REQUIRED WORK >> Make an exact copy of all the entries, but do not reproduce the pictures.

DATA FOR THIS TASK >>
══════════
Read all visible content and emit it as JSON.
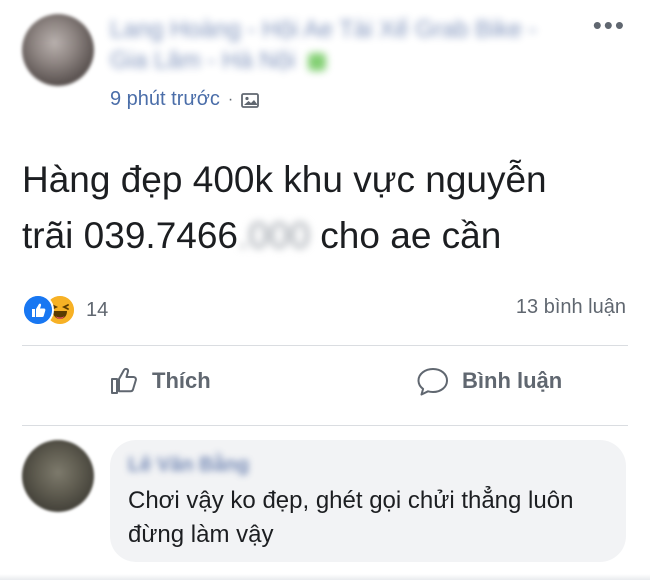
{
  "post": {
    "author_name": "Lang Hoàng - Hội Ae Tài Xế Grab Bike - Gia Lâm - Hà Nội",
    "timestamp": "9 phút trước",
    "separator": "·",
    "more_glyph": "•••",
    "privacy_icon": "photo-icon",
    "text_line1": "Hàng đẹp 400k khu vực nguyễn",
    "text_line2_prefix": "trãi 039.7466",
    "text_line2_blur": ".000",
    "text_line2_suffix": " cho ae cần"
  },
  "reactions": {
    "count": "14",
    "icons": [
      "like-icon",
      "haha-icon"
    ],
    "like_color": "#1877f2",
    "haha_color": "#f7b125",
    "comments_label": "13 bình luận"
  },
  "actions": {
    "like_label": "Thích",
    "comment_label": "Bình luận"
  },
  "comment": {
    "author_name": "Lê Văn Bằng",
    "text": "Chơi vậy ko đẹp, ghét gọi chửi thẳng luôn đừng làm vậy"
  },
  "colors": {
    "link": "#3b5998",
    "meta": "#4b6ea9",
    "muted": "#606770",
    "bubble": "#f2f3f5"
  }
}
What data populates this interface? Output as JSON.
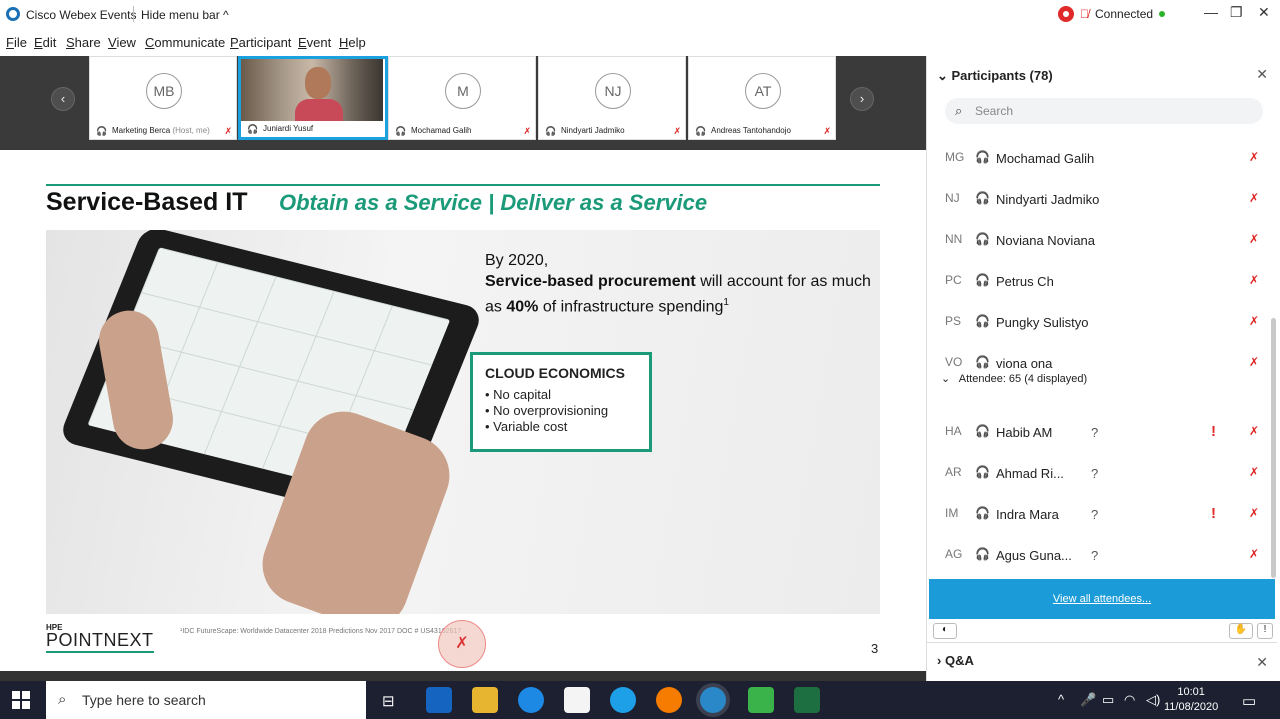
{
  "window": {
    "app_title": "Cisco Webex Events",
    "hide_menu": "Hide menu bar ^",
    "status": "Connected",
    "controls": {
      "minimize": "—",
      "restore": "❐",
      "close": "✕"
    }
  },
  "menu": [
    "File",
    "Edit",
    "Share",
    "View",
    "Communicate",
    "Participant",
    "Event",
    "Help"
  ],
  "videostrip": {
    "prev": "‹",
    "next": "›",
    "participants": [
      {
        "initials": "MB",
        "name": "Marketing Berca",
        "note": "(Host, me)"
      },
      {
        "initials": "",
        "name": "Juniardi Yusuf",
        "note": ""
      },
      {
        "initials": "M",
        "name": "Mochamad Galih",
        "note": ""
      },
      {
        "initials": "NJ",
        "name": "Nindyarti Jadmiko",
        "note": ""
      },
      {
        "initials": "AT",
        "name": "Andreas Tantohandojo",
        "note": ""
      }
    ]
  },
  "slide": {
    "title": "Service-Based IT",
    "subtitle": "Obtain as a Service  |  Deliver as a Service",
    "claim_line1": "By 2020,",
    "claim_bold": "Service-based procurement",
    "claim_rest": " will account for as much as ",
    "claim_pct": "40%",
    "claim_end": " of infrastructure spending",
    "claim_sup": "1",
    "box_title": "CLOUD ECONOMICS",
    "box_items": [
      "No capital",
      "No overprovisioning",
      "Variable cost"
    ],
    "brand_top": "HPE",
    "brand": "POINTNEXT",
    "footnote": "¹IDC FutureScape: Worldwide Datacenter 2018 Predictions Nov 2017 DOC # US43162617",
    "page": "3"
  },
  "panel": {
    "title": "Participants (78)",
    "search_placeholder": "Search",
    "panelists": [
      {
        "initials": "MG",
        "name": "Mochamad Galih"
      },
      {
        "initials": "NJ",
        "name": "Nindyarti Jadmiko"
      },
      {
        "initials": "NN",
        "name": "Noviana Noviana"
      },
      {
        "initials": "PC",
        "name": "Petrus Ch"
      },
      {
        "initials": "PS",
        "name": "Pungky Sulistyo"
      },
      {
        "initials": "VO",
        "name": "viona ona"
      }
    ],
    "attendee_header": "Attendee: 65 (4 displayed)",
    "attendees": [
      {
        "initials": "HA",
        "name": "Habib AM",
        "q": "?",
        "alert": "!"
      },
      {
        "initials": "AR",
        "name": "Ahmad Ri...",
        "q": "?",
        "alert": ""
      },
      {
        "initials": "IM",
        "name": "Indra Mara",
        "q": "?",
        "alert": "!"
      },
      {
        "initials": "AG",
        "name": "Agus Guna...",
        "q": "?",
        "alert": ""
      }
    ],
    "view_all": "View all attendees...",
    "qa_title": "Q&A"
  },
  "taskbar": {
    "search_placeholder": "Type here to search",
    "time": "10:01",
    "date": "11/08/2020"
  },
  "colors": {
    "accent": "#1a9a78",
    "webex_blue": "#1b9bd8",
    "mute_red": "#d22222"
  }
}
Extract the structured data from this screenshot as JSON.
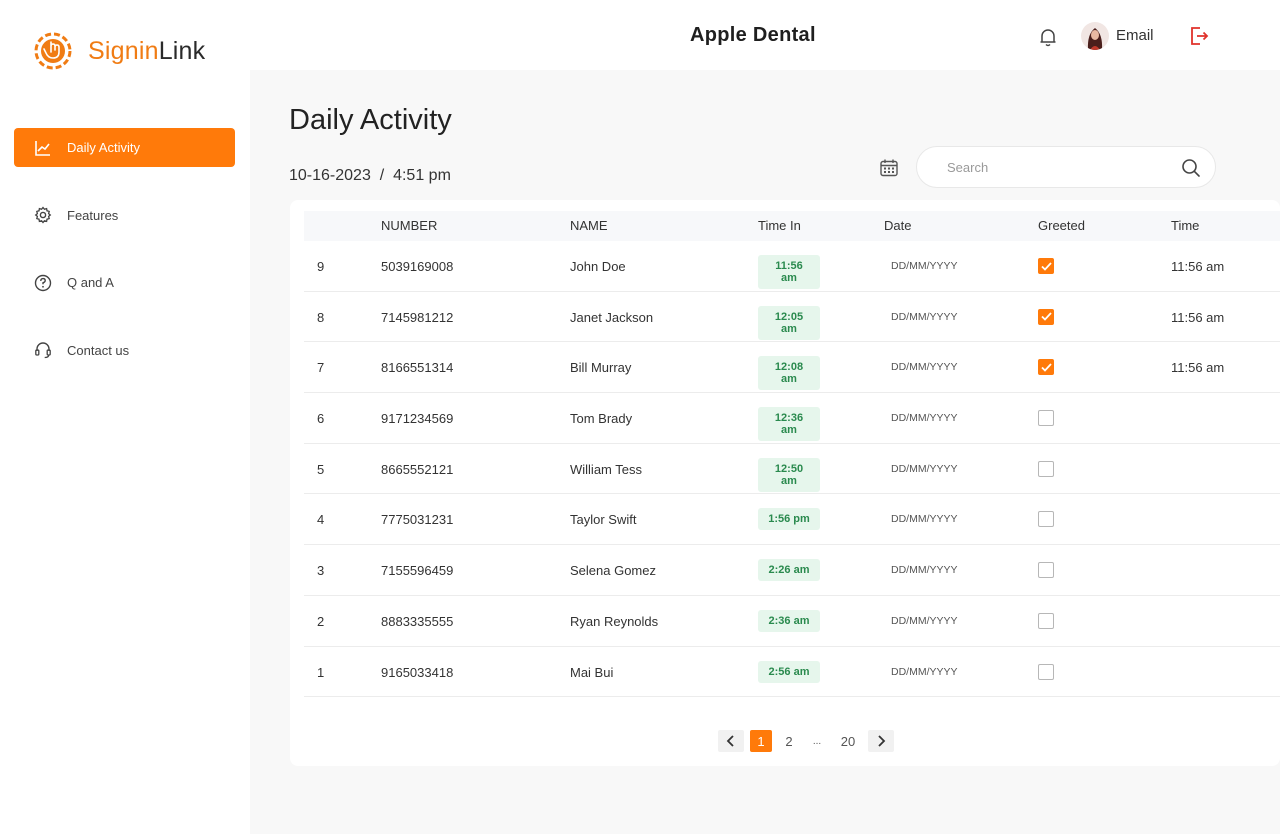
{
  "logo": {
    "part1": "Signin",
    "part2": "Link"
  },
  "sidebar": {
    "items": [
      {
        "label": "Daily Activity",
        "icon": "chart-line-icon",
        "active": true
      },
      {
        "label": "Features",
        "icon": "gear-icon",
        "active": false
      },
      {
        "label": "Q and A",
        "icon": "question-circle-icon",
        "active": false
      },
      {
        "label": "Contact us",
        "icon": "headset-icon",
        "active": false
      }
    ]
  },
  "header": {
    "brand": "Apple Dental",
    "user_label": "Email"
  },
  "page": {
    "title": "Daily Activity",
    "date": "10-16-2023",
    "separator": "/",
    "time": "4:51 pm"
  },
  "search": {
    "placeholder": "Search"
  },
  "table": {
    "columns": [
      "",
      "NUMBER",
      "NAME",
      "Time In",
      "Date",
      "Greeted",
      "Time"
    ],
    "rows": [
      {
        "idx": "9",
        "number": "5039169008",
        "name": "John Doe",
        "time_in": "11:56 am",
        "date": "DD/MM/YYYY",
        "greeted": true,
        "time": "11:56 am"
      },
      {
        "idx": "8",
        "number": "7145981212",
        "name": "Janet Jackson",
        "time_in": "12:05 am",
        "date": "DD/MM/YYYY",
        "greeted": true,
        "time": "11:56 am"
      },
      {
        "idx": "7",
        "number": "8166551314",
        "name": "Bill Murray",
        "time_in": "12:08 am",
        "date": "DD/MM/YYYY",
        "greeted": true,
        "time": "11:56 am"
      },
      {
        "idx": "6",
        "number": "9171234569",
        "name": "Tom Brady",
        "time_in": "12:36 am",
        "date": "DD/MM/YYYY",
        "greeted": false,
        "time": ""
      },
      {
        "idx": "5",
        "number": "8665552121",
        "name": "William Tess",
        "time_in": "12:50 am",
        "date": "DD/MM/YYYY",
        "greeted": false,
        "time": ""
      },
      {
        "idx": "4",
        "number": "7775031231",
        "name": "Taylor Swift",
        "time_in": "1:56 pm",
        "date": "DD/MM/YYYY",
        "greeted": false,
        "time": ""
      },
      {
        "idx": "3",
        "number": "7155596459",
        "name": "Selena Gomez",
        "time_in": "2:26 am",
        "date": "DD/MM/YYYY",
        "greeted": false,
        "time": ""
      },
      {
        "idx": "2",
        "number": "8883335555",
        "name": "Ryan Reynolds",
        "time_in": "2:36 am",
        "date": "DD/MM/YYYY",
        "greeted": false,
        "time": ""
      },
      {
        "idx": "1",
        "number": "9165033418",
        "name": "Mai Bui",
        "time_in": "2:56 am",
        "date": "DD/MM/YYYY",
        "greeted": false,
        "time": ""
      }
    ]
  },
  "pagination": {
    "pages": [
      "1",
      "2",
      "...",
      "20"
    ],
    "current": "1"
  },
  "colors": {
    "accent": "#ff7a0a",
    "pill_bg": "#e6f6ec",
    "pill_text": "#2a8a4e",
    "logout": "#e0322b"
  }
}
══════════
CORRECT RESULT >>
Read all visible content and emit it as JSON.
{
  "post": {
    "author_name": "Lang Hoàng - Hội Ae Tài Xế Grab Bike - Gia Lâm - Hà Nội",
    "timestamp": "9 phút trước",
    "separator": "·",
    "more_glyph": "•••",
    "privacy_icon": "photo-icon",
    "text_line1": "Hàng đẹp 400k khu vực nguyễn",
    "text_line2_prefix": "trãi 039.7466",
    "text_line2_blur": ".000",
    "text_line2_suffix": " cho ae cần"
  },
  "reactions": {
    "count": "14",
    "icons": [
      "like-icon",
      "haha-icon"
    ],
    "like_color": "#1877f2",
    "haha_color": "#f7b125",
    "comments_label": "13 bình luận"
  },
  "actions": {
    "like_label": "Thích",
    "comment_label": "Bình luận"
  },
  "comment": {
    "author_name": "Lê Văn Bằng",
    "text": "Chơi vậy ko đẹp, ghét gọi chửi thẳng luôn đừng làm vậy"
  },
  "colors": {
    "link": "#3b5998",
    "meta": "#4b6ea9",
    "muted": "#606770",
    "bubble": "#f2f3f5"
  }
}
What data populates this interface? Output as JSON.
{
  "window": {
    "app_title": "Cisco Webex Events",
    "hide_menu": "Hide menu bar ^",
    "status": "Connected",
    "controls": {
      "minimize": "—",
      "restore": "❐",
      "close": "✕"
    }
  },
  "menu": [
    "File",
    "Edit",
    "Share",
    "View",
    "Communicate",
    "Participant",
    "Event",
    "Help"
  ],
  "videostrip": {
    "prev": "‹",
    "next": "›",
    "participants": [
      {
        "initials": "MB",
        "name": "Marketing Berca",
        "note": "(Host, me)"
      },
      {
        "initials": "",
        "name": "Juniardi Yusuf",
        "note": ""
      },
      {
        "initials": "M",
        "name": "Mochamad Galih",
        "note": ""
      },
      {
        "initials": "NJ",
        "name": "Nindyarti Jadmiko",
        "note": ""
      },
      {
        "initials": "AT",
        "name": "Andreas Tantohandojo",
        "note": ""
      }
    ]
  },
  "slide": {
    "title": "Service-Based IT",
    "subtitle": "Obtain as a Service  |  Deliver as a Service",
    "claim_line1": "By 2020,",
    "claim_bold": "Service-based procurement",
    "claim_rest": " will account for as much as ",
    "claim_pct": "40%",
    "claim_end": " of infrastructure spending",
    "claim_sup": "1",
    "box_title": "CLOUD ECONOMICS",
    "box_items": [
      "No capital",
      "No overprovisioning",
      "Variable cost"
    ],
    "brand_top": "HPE",
    "brand": "POINTNEXT",
    "footnote": "¹IDC FutureScape: Worldwide Datacenter 2018 Predictions Nov 2017 DOC # US43162617",
    "page": "3"
  },
  "panel": {
    "title": "Participants (78)",
    "search_placeholder": "Search",
    "panelists": [
      {
        "initials": "MG",
        "name": "Mochamad Galih"
      },
      {
        "initials": "NJ",
        "name": "Nindyarti Jadmiko"
      },
      {
        "initials": "NN",
        "name": "Noviana Noviana"
      },
      {
        "initials": "PC",
        "name": "Petrus Ch"
      },
      {
        "initials": "PS",
        "name": "Pungky Sulistyo"
      },
      {
        "initials": "VO",
        "name": "viona ona"
      }
    ],
    "attendee_header": "Attendee: 65 (4 displayed)",
    "attendees": [
      {
        "initials": "HA",
        "name": "Habib AM",
        "q": "?",
        "alert": "!"
      },
      {
        "initials": "AR",
        "name": "Ahmad Ri...",
        "q": "?",
        "alert": ""
      },
      {
        "initials": "IM",
        "name": "Indra Mara",
        "q": "?",
        "alert": "!"
      },
      {
        "initials": "AG",
        "name": "Agus Guna...",
        "q": "?",
        "alert": ""
      }
    ],
    "view_all": "View all attendees...",
    "qa_title": "Q&A"
  },
  "taskbar": {
    "search_placeholder": "Type here to search",
    "time": "10:01",
    "date": "11/08/2020"
  },
  "colors": {
    "accent": "#1a9a78",
    "webex_blue": "#1b9bd8",
    "mute_red": "#d22222"
  }
}
Extract the structured data from this screenshot as JSON.
{
  "logo": {
    "part1": "Signin",
    "part2": "Link"
  },
  "sidebar": {
    "items": [
      {
        "label": "Daily Activity",
        "icon": "chart-line-icon",
        "active": true
      },
      {
        "label": "Features",
        "icon": "gear-icon",
        "active": false
      },
      {
        "label": "Q and A",
        "icon": "question-circle-icon",
        "active": false
      },
      {
        "label": "Contact us",
        "icon": "headset-icon",
        "active": false
      }
    ]
  },
  "header": {
    "brand": "Apple Dental",
    "user_label": "Email"
  },
  "page": {
    "title": "Daily Activity",
    "date": "10-16-2023",
    "separator": "/",
    "time": "4:51 pm"
  },
  "search": {
    "placeholder": "Search"
  },
  "table": {
    "columns": [
      "",
      "NUMBER",
      "NAME",
      "Time In",
      "Date",
      "Greeted",
      "Time"
    ],
    "rows": [
      {
        "idx": "9",
        "number": "5039169008",
        "name": "John Doe",
        "time_in": "11:56 am",
        "date": "DD/MM/YYYY",
        "greeted": true,
        "time": "11:56 am"
      },
      {
        "idx": "8",
        "number": "7145981212",
        "name": "Janet Jackson",
        "time_in": "12:05 am",
        "date": "DD/MM/YYYY",
        "greeted": true,
        "time": "11:56 am"
      },
      {
        "idx": "7",
        "number": "8166551314",
        "name": "Bill Murray",
        "time_in": "12:08 am",
        "date": "DD/MM/YYYY",
        "greeted": true,
        "time": "11:56 am"
      },
      {
        "idx": "6",
        "number": "9171234569",
        "name": "Tom Brady",
        "time_in": "12:36 am",
        "date": "DD/MM/YYYY",
        "greeted": false,
        "time": ""
      },
      {
        "idx": "5",
        "number": "8665552121",
        "name": "William Tess",
        "time_in": "12:50 am",
        "date": "DD/MM/YYYY",
        "greeted": false,
        "time": ""
      },
      {
        "idx": "4",
        "number": "7775031231",
        "name": "Taylor Swift",
        "time_in": "1:56 pm",
        "date": "DD/MM/YYYY",
        "greeted": false,
        "time": ""
      },
      {
        "idx": "3",
        "number": "7155596459",
        "name": "Selena Gomez",
        "time_in": "2:26 am",
        "date": "DD/MM/YYYY",
        "greeted": false,
        "time": ""
      },
      {
        "idx": "2",
        "number": "8883335555",
        "name": "Ryan Reynolds",
        "time_in": "2:36 am",
        "date": "DD/MM/YYYY",
        "greeted": false,
        "time": ""
      },
      {
        "idx": "1",
        "number": "9165033418",
        "name": "Mai Bui",
        "time_in": "2:56 am",
        "date": "DD/MM/YYYY",
        "greeted": false,
        "time": ""
      }
    ]
  },
  "pagination": {
    "pages": [
      "1",
      "2",
      "...",
      "20"
    ],
    "current": "1"
  },
  "colors": {
    "accent": "#ff7a0a",
    "pill_bg": "#e6f6ec",
    "pill_text": "#2a8a4e",
    "logout": "#e0322b"
  }
}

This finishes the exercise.